** start of Dataset entries **
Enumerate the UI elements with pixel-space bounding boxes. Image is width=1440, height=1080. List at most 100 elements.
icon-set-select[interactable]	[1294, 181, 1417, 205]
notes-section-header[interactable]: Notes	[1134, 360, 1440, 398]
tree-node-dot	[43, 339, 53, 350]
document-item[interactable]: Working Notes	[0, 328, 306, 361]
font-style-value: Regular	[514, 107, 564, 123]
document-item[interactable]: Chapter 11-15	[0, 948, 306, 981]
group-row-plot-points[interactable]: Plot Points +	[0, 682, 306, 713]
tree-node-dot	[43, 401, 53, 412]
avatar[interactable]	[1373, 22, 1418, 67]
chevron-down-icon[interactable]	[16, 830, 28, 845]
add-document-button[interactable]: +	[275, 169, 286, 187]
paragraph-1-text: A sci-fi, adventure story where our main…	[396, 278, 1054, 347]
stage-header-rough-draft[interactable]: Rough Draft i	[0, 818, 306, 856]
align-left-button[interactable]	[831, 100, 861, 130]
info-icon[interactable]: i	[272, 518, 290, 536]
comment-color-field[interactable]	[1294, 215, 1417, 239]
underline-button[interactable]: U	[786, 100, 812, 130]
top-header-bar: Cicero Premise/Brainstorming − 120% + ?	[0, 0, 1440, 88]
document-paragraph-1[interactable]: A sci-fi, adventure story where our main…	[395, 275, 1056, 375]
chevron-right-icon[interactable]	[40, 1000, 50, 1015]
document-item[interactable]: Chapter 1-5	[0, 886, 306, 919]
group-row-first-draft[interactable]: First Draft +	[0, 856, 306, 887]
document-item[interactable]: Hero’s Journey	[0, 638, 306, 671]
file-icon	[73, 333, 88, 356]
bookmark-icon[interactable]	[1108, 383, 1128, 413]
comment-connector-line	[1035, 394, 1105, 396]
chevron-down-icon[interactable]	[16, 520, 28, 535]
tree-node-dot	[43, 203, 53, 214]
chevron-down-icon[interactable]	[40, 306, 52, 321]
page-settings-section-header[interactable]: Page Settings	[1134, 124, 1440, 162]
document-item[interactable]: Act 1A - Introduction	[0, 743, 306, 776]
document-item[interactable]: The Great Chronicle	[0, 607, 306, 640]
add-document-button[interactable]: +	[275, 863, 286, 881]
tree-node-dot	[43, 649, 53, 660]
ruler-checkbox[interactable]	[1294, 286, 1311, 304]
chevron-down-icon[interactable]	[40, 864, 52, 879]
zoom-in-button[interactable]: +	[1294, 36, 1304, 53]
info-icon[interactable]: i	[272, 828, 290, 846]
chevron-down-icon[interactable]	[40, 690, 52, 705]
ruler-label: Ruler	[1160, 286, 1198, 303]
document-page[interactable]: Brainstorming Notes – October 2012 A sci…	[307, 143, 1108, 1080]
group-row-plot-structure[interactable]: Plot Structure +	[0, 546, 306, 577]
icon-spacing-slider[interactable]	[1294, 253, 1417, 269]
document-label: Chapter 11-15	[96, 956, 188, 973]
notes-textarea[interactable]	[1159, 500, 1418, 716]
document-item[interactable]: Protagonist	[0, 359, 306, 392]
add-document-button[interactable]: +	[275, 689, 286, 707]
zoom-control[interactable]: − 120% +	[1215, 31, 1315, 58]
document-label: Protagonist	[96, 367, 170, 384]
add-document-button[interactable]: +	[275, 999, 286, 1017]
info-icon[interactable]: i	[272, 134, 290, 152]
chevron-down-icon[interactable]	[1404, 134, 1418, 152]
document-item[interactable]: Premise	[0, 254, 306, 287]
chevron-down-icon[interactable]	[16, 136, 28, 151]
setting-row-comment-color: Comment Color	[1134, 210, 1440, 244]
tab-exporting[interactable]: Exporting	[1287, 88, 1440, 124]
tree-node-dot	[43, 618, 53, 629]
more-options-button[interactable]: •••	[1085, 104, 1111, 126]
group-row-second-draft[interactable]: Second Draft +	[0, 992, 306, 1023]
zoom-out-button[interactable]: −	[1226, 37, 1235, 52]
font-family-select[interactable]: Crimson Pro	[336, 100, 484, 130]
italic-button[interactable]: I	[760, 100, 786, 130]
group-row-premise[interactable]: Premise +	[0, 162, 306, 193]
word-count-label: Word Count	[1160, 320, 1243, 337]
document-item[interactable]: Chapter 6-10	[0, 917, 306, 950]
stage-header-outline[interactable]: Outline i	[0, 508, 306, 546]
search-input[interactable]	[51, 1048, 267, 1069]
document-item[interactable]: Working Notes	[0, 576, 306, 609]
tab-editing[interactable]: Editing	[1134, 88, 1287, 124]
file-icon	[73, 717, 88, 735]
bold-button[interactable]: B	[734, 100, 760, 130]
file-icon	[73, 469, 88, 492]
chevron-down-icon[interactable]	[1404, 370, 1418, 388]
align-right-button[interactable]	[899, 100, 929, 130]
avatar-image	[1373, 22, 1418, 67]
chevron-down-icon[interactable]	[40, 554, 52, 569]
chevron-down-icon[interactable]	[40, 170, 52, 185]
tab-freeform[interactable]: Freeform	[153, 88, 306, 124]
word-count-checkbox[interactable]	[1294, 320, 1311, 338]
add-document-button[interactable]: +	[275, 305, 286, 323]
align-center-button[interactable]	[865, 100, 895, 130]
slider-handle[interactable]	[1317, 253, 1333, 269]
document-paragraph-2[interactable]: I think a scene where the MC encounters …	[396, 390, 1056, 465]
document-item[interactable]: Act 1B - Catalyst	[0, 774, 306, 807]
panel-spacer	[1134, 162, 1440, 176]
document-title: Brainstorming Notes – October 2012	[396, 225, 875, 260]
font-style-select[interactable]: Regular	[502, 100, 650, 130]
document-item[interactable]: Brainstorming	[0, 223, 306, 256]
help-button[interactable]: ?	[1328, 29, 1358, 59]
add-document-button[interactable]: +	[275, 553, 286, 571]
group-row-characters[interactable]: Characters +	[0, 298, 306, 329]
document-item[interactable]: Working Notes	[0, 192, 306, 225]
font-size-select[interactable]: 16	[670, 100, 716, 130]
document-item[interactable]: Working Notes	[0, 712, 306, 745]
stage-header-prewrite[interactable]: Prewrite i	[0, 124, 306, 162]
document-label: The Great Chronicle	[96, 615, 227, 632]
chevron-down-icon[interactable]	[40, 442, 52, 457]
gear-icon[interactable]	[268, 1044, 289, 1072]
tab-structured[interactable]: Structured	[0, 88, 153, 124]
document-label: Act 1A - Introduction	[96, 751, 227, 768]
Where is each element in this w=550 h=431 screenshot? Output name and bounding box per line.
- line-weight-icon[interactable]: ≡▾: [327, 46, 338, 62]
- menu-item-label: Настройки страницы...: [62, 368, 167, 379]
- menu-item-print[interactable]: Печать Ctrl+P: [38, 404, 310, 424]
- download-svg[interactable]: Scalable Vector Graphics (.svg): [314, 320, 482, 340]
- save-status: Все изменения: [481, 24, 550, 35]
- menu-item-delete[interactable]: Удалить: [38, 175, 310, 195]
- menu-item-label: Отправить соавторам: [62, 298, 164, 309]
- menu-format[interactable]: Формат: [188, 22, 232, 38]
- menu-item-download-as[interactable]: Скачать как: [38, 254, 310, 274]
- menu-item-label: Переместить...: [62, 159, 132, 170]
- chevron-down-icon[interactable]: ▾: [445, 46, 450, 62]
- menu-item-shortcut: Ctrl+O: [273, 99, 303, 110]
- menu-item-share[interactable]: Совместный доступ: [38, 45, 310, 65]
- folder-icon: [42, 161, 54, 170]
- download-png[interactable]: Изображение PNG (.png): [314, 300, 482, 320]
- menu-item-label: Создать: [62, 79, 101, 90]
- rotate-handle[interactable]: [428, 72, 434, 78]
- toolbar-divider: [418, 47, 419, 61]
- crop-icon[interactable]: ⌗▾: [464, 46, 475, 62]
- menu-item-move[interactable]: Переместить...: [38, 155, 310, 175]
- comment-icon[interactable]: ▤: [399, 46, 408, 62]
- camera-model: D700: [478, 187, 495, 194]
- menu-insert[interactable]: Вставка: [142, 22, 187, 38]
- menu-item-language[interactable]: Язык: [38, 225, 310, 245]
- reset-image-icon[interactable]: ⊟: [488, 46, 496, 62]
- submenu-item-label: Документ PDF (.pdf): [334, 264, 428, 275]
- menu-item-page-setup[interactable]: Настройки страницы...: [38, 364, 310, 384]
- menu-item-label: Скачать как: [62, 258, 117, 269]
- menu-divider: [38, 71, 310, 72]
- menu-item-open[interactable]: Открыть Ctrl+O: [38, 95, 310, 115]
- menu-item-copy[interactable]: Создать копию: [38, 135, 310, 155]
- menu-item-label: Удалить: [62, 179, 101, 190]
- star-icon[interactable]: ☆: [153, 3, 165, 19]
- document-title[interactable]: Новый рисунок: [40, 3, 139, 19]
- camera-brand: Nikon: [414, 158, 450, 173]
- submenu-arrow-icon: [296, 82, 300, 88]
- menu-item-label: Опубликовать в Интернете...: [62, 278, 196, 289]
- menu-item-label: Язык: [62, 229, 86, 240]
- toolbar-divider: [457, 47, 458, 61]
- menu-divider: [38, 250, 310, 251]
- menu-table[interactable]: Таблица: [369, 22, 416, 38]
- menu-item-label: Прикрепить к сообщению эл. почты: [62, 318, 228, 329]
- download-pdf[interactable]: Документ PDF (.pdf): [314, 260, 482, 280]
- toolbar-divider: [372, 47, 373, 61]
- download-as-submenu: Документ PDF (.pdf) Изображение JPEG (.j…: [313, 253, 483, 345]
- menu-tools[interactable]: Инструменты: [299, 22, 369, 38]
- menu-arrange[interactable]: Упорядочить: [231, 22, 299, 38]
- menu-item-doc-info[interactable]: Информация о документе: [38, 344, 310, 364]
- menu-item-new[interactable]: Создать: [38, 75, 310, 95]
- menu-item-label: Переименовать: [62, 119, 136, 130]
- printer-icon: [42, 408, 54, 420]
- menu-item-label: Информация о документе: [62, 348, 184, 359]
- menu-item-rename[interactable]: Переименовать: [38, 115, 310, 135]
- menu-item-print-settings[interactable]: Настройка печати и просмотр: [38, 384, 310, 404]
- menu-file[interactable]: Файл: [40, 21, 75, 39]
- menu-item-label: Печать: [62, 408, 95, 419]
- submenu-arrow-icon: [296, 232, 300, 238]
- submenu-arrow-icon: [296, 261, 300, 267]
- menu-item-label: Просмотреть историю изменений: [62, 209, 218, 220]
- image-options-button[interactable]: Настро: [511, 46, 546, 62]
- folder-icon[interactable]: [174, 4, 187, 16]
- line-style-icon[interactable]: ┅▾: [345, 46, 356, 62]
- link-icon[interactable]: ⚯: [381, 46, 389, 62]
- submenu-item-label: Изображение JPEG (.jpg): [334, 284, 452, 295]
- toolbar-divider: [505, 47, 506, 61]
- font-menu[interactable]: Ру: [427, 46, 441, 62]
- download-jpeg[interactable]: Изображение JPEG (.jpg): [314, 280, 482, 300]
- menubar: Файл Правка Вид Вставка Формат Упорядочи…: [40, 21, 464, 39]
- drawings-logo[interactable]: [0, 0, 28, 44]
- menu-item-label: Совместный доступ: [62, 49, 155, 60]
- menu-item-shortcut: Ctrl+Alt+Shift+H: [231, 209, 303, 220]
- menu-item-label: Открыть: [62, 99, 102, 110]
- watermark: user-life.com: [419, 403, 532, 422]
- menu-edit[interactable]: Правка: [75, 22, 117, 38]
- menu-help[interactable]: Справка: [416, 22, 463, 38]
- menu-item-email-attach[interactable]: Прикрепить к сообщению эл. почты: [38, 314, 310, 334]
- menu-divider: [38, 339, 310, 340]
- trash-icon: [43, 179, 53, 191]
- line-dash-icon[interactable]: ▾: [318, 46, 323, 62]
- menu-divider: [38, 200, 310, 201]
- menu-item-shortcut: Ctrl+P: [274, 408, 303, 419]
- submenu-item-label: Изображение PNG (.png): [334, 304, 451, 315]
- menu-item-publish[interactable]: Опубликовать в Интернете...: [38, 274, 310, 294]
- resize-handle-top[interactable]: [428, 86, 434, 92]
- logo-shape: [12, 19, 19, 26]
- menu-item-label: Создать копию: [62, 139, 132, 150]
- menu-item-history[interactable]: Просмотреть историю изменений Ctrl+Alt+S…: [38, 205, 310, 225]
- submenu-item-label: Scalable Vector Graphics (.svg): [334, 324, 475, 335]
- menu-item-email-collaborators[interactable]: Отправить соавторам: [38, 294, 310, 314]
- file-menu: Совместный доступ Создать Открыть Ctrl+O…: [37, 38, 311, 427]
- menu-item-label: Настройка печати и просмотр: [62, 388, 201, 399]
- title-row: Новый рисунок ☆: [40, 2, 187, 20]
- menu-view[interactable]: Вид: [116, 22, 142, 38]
** end of Dataset entries **
• **Description of the task**: Print the stretch of the records from the very beginning through the line containing "830, 28, 845]", copying each line without any change.

• **Response for this exercise**:
Enumerate the UI elements with pixel-space bounding boxes. Image is width=1440, height=1080. List at most 100 elements.
icon-set-select[interactable]	[1294, 181, 1417, 205]
notes-section-header[interactable]: Notes	[1134, 360, 1440, 398]
tree-node-dot	[43, 339, 53, 350]
document-item[interactable]: Working Notes	[0, 328, 306, 361]
font-style-value: Regular	[514, 107, 564, 123]
document-item[interactable]: Chapter 11-15	[0, 948, 306, 981]
group-row-plot-points[interactable]: Plot Points +	[0, 682, 306, 713]
tree-node-dot	[43, 401, 53, 412]
avatar[interactable]	[1373, 22, 1418, 67]
chevron-down-icon[interactable]	[16, 830, 28, 845]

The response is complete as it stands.